[Some records]
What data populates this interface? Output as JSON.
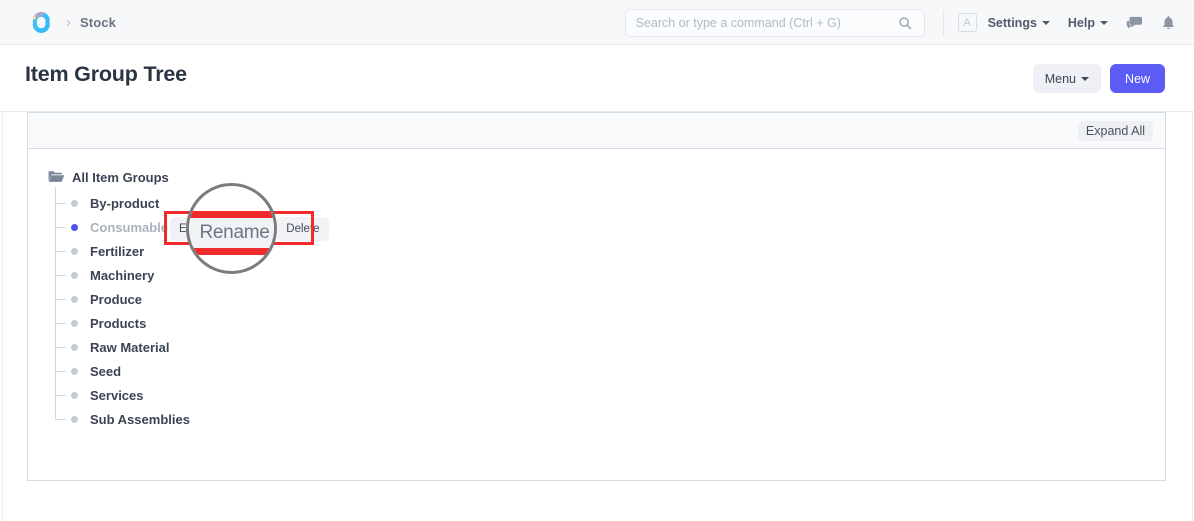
{
  "navbar": {
    "logo_icon": "stock-app-logo-icon",
    "breadcrumb_separator": "›",
    "breadcrumb": "Stock",
    "search": {
      "placeholder": "Search or type a command (Ctrl + G)",
      "value": "",
      "icon": "search-icon"
    },
    "avatar_initial": "A",
    "settings_label": "Settings",
    "help_label": "Help",
    "chat_icon": "comment-icon",
    "notifications_icon": "bell-icon"
  },
  "page_head": {
    "title": "Item Group Tree",
    "menu_label": "Menu",
    "new_label": "New"
  },
  "card": {
    "expand_all_label": "Expand All"
  },
  "tree": {
    "root": {
      "label": "All Item Groups",
      "icon": "open-folder-icon"
    },
    "nodes": [
      {
        "label": "By-product",
        "active": false
      },
      {
        "label": "Consumable",
        "active": true
      },
      {
        "label": "Fertilizer",
        "active": false
      },
      {
        "label": "Machinery",
        "active": false
      },
      {
        "label": "Produce",
        "active": false
      },
      {
        "label": "Products",
        "active": false
      },
      {
        "label": "Raw Material",
        "active": false
      },
      {
        "label": "Seed",
        "active": false
      },
      {
        "label": "Services",
        "active": false
      },
      {
        "label": "Sub Assemblies",
        "active": false
      }
    ]
  },
  "node_actions": {
    "edit_label": "Edit",
    "rename_label": "Rename",
    "delete_label": "Delete"
  },
  "annotation": {
    "magnified_label": "Rename",
    "highlight_color": "#ef2b2b",
    "magnifier_border_color": "#7b7b7b"
  }
}
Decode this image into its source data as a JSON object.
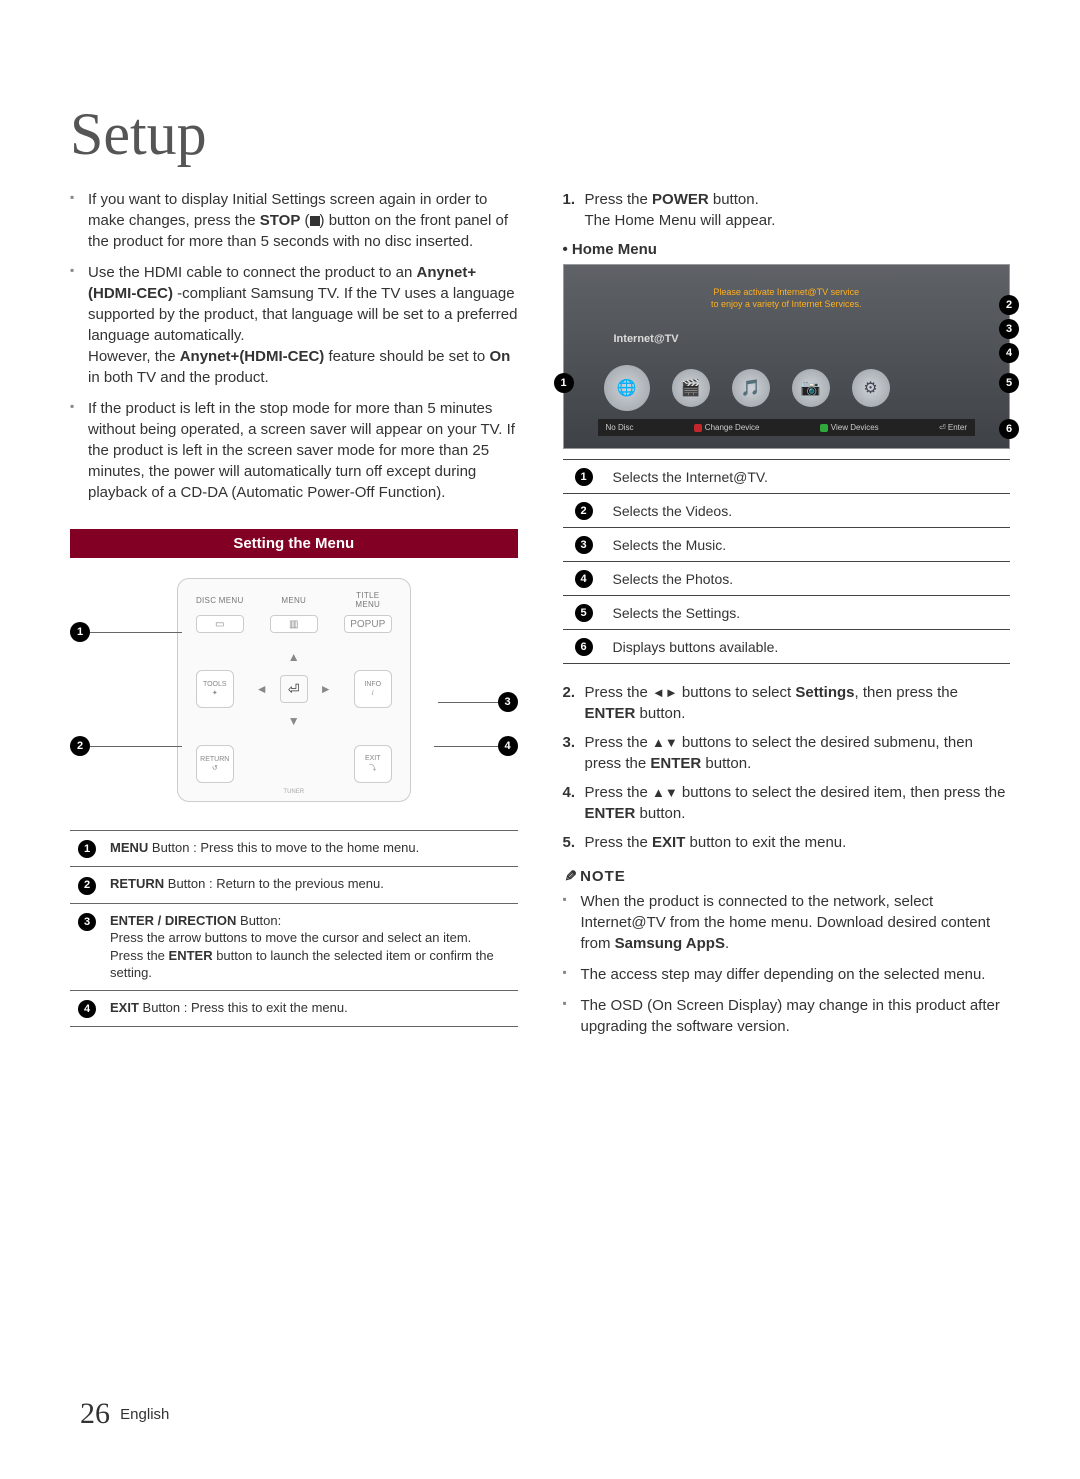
{
  "title": "Setup",
  "left_bullets": {
    "b1_a": "If you want to display Initial Settings screen again in order to make changes, press the ",
    "b1_b": "STOP",
    "b1_c": " button on the front panel of the product for more than 5 seconds with no disc inserted.",
    "b2_a": "Use the HDMI cable to connect the product to an ",
    "b2_b": "Anynet+(HDMI-CEC)",
    "b2_c": "-compliant Samsung TV. If the TV uses a language supported by the product, that language will be set to a preferred language automatically.",
    "b2_d": "However, the ",
    "b2_e": "Anynet+(HDMI-CEC)",
    "b2_f": " feature should be set to ",
    "b2_g": "On",
    "b2_h": " in both TV and the product.",
    "b3": "If the product is left in the stop mode for more than 5 minutes without being operated, a screen saver will appear on your TV. If the product is left in the screen saver mode for more than 25 minutes, the power will automatically turn off except during playback of a CD-DA (Automatic Power-Off Function)."
  },
  "section_bar": "Setting the Menu",
  "remote": {
    "disc_menu": "DISC MENU",
    "menu": "MENU",
    "title_menu": "TITLE MENU",
    "popup": "POPUP",
    "tools": "TOOLS",
    "info": "INFO",
    "return": "RETURN",
    "exit": "EXIT",
    "foot": "TUNER"
  },
  "remote_table": [
    {
      "b1": "MENU",
      "b2": " Button : Press this to move to the home menu."
    },
    {
      "b1": "RETURN",
      "b2": " Button : Return to the previous menu."
    },
    {
      "b1": "ENTER / DIRECTION",
      "b2": " Button:",
      "b3": "Press the arrow buttons to move the cursor and select an item.",
      "b4a": "Press the ",
      "b4b": "ENTER",
      "b4c": " button to launch the selected item or confirm the setting."
    },
    {
      "b1": "EXIT",
      "b2": " Button : Press this to exit the menu."
    }
  ],
  "right_steps": {
    "s1a": "Press the ",
    "s1b": "POWER",
    "s1c": " button.",
    "s1d": "The Home Menu will appear.",
    "home_heading": "• Home Menu"
  },
  "home_image": {
    "msg1": "Please activate Internet@TV service",
    "msg2": "to enjoy a variety of Internet Services.",
    "label": "Internet@TV",
    "bar_left": "No Disc",
    "bar_change": "Change Device",
    "bar_view": "View Devices",
    "bar_enter": "Enter"
  },
  "home_table": [
    "Selects the Internet@TV.",
    "Selects the Videos.",
    "Selects the Music.",
    "Selects the Photos.",
    "Selects the Settings.",
    "Displays buttons available."
  ],
  "right_steps2": {
    "s2a": "Press the ",
    "s2b": "◄►",
    "s2c": " buttons to select ",
    "s2d": "Settings",
    "s2e": ", then press the ",
    "s2f": "ENTER",
    "s2g": " button.",
    "s3a": "Press the ",
    "s3b": "▲▼",
    "s3c": " buttons to select the desired submenu, then press the ",
    "s3d": "ENTER",
    "s3e": " button.",
    "s4a": "Press the ",
    "s4b": "▲▼",
    "s4c": " buttons to select the desired item, then press the ",
    "s4d": "ENTER",
    "s4e": " button.",
    "s5a": "Press the ",
    "s5b": "EXIT",
    "s5c": " button to exit the menu."
  },
  "note_heading": "NOTE",
  "notes": {
    "n1a": "When the product is connected to the network, select Internet@TV from the home menu. Download desired content from ",
    "n1b": "Samsung AppS",
    "n1c": ".",
    "n2": "The access step may differ depending on the selected menu.",
    "n3": "The OSD (On Screen Display) may change in this product after upgrading the software version."
  },
  "footer": {
    "page": "26",
    "lang": "English"
  }
}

- WHAT YOU WILL DO: Omit pictures; set down the rest of the material word for word.

- RESPONSE BELOW:
What data populates this interface? Output as JSON.
{
  "navbar": {
    "logo_icon": "stock-app-logo-icon",
    "breadcrumb_separator": "›",
    "breadcrumb": "Stock",
    "search": {
      "placeholder": "Search or type a command (Ctrl + G)",
      "value": "",
      "icon": "search-icon"
    },
    "avatar_initial": "A",
    "settings_label": "Settings",
    "help_label": "Help",
    "chat_icon": "comment-icon",
    "notifications_icon": "bell-icon"
  },
  "page_head": {
    "title": "Item Group Tree",
    "menu_label": "Menu",
    "new_label": "New"
  },
  "card": {
    "expand_all_label": "Expand All"
  },
  "tree": {
    "root": {
      "label": "All Item Groups",
      "icon": "open-folder-icon"
    },
    "nodes": [
      {
        "label": "By-product",
        "active": false
      },
      {
        "label": "Consumable",
        "active": true
      },
      {
        "label": "Fertilizer",
        "active": false
      },
      {
        "label": "Machinery",
        "active": false
      },
      {
        "label": "Produce",
        "active": false
      },
      {
        "label": "Products",
        "active": false
      },
      {
        "label": "Raw Material",
        "active": false
      },
      {
        "label": "Seed",
        "active": false
      },
      {
        "label": "Services",
        "active": false
      },
      {
        "label": "Sub Assemblies",
        "active": false
      }
    ]
  },
  "node_actions": {
    "edit_label": "Edit",
    "rename_label": "Rename",
    "delete_label": "Delete"
  },
  "annotation": {
    "magnified_label": "Rename",
    "highlight_color": "#ef2b2b",
    "magnifier_border_color": "#7b7b7b"
  }
}
Decode this image into its source data as a JSON object.
{
  "title": "Setup",
  "left_bullets": {
    "b1_a": "If you want to display Initial Settings screen again in order to make changes, press the ",
    "b1_b": "STOP",
    "b1_c": " button on the front panel of the product for more than 5 seconds with no disc inserted.",
    "b2_a": "Use the HDMI cable to connect the product to an ",
    "b2_b": "Anynet+(HDMI-CEC)",
    "b2_c": "-compliant Samsung TV. If the TV uses a language supported by the product, that language will be set to a preferred language automatically.",
    "b2_d": "However, the ",
    "b2_e": "Anynet+(HDMI-CEC)",
    "b2_f": " feature should be set to ",
    "b2_g": "On",
    "b2_h": " in both TV and the product.",
    "b3": "If the product is left in the stop mode for more than 5 minutes without being operated, a screen saver will appear on your TV. If the product is left in the screen saver mode for more than 25 minutes, the power will automatically turn off except during playback of a CD-DA (Automatic Power-Off Function)."
  },
  "section_bar": "Setting the Menu",
  "remote": {
    "disc_menu": "DISC MENU",
    "menu": "MENU",
    "title_menu": "TITLE MENU",
    "popup": "POPUP",
    "tools": "TOOLS",
    "info": "INFO",
    "return": "RETURN",
    "exit": "EXIT",
    "foot": "TUNER"
  },
  "remote_table": [
    {
      "b1": "MENU",
      "b2": " Button : Press this to move to the home menu."
    },
    {
      "b1": "RETURN",
      "b2": " Button : Return to the previous menu."
    },
    {
      "b1": "ENTER / DIRECTION",
      "b2": " Button:",
      "b3": "Press the arrow buttons to move the cursor and select an item.",
      "b4a": "Press the ",
      "b4b": "ENTER",
      "b4c": " button to launch the selected item or confirm the setting."
    },
    {
      "b1": "EXIT",
      "b2": " Button : Press this to exit the menu."
    }
  ],
  "right_steps": {
    "s1a": "Press the ",
    "s1b": "POWER",
    "s1c": " button.",
    "s1d": "The Home Menu will appear.",
    "home_heading": "• Home Menu"
  },
  "home_image": {
    "msg1": "Please activate Internet@TV service",
    "msg2": "to enjoy a variety of Internet Services.",
    "label": "Internet@TV",
    "bar_left": "No Disc",
    "bar_change": "Change Device",
    "bar_view": "View Devices",
    "bar_enter": "Enter"
  },
  "home_table": [
    "Selects the Internet@TV.",
    "Selects the Videos.",
    "Selects the Music.",
    "Selects the Photos.",
    "Selects the Settings.",
    "Displays buttons available."
  ],
  "right_steps2": {
    "s2a": "Press the ",
    "s2b": "◄►",
    "s2c": " buttons to select ",
    "s2d": "Settings",
    "s2e": ", then press the ",
    "s2f": "ENTER",
    "s2g": " button.",
    "s3a": "Press the ",
    "s3b": "▲▼",
    "s3c": " buttons to select the desired submenu, then press the ",
    "s3d": "ENTER",
    "s3e": " button.",
    "s4a": "Press the ",
    "s4b": "▲▼",
    "s4c": " buttons to select the desired item, then press the ",
    "s4d": "ENTER",
    "s4e": " button.",
    "s5a": "Press the ",
    "s5b": "EXIT",
    "s5c": " button to exit the menu."
  },
  "note_heading": "NOTE",
  "notes": {
    "n1a": "When the product is connected to the network, select Internet@TV from the home menu. Download desired content from ",
    "n1b": "Samsung AppS",
    "n1c": ".",
    "n2": "The access step may differ depending on the selected menu.",
    "n3": "The OSD (On Screen Display) may change in this product after upgrading the software version."
  },
  "footer": {
    "page": "26",
    "lang": "English"
  }
}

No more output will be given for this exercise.